## begin

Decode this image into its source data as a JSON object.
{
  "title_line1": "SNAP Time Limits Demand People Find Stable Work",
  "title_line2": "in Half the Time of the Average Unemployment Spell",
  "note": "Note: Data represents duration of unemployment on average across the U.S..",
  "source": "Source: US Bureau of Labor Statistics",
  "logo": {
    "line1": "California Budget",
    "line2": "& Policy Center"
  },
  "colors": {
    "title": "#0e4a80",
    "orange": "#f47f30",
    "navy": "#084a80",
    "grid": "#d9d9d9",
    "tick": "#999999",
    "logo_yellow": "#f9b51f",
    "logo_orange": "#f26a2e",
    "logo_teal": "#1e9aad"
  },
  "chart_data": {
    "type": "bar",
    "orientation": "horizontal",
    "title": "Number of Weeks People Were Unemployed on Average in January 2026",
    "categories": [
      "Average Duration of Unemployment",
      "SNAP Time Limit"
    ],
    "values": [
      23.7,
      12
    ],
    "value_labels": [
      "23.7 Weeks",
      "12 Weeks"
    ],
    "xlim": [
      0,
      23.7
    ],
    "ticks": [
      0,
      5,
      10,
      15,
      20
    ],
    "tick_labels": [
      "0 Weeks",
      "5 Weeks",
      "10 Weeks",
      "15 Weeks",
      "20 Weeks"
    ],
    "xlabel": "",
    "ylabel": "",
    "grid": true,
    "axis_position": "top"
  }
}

## end

▶ **What is expected**
Count the lines above that contain the word "source". Give only the number.

▶ **Written answer**
2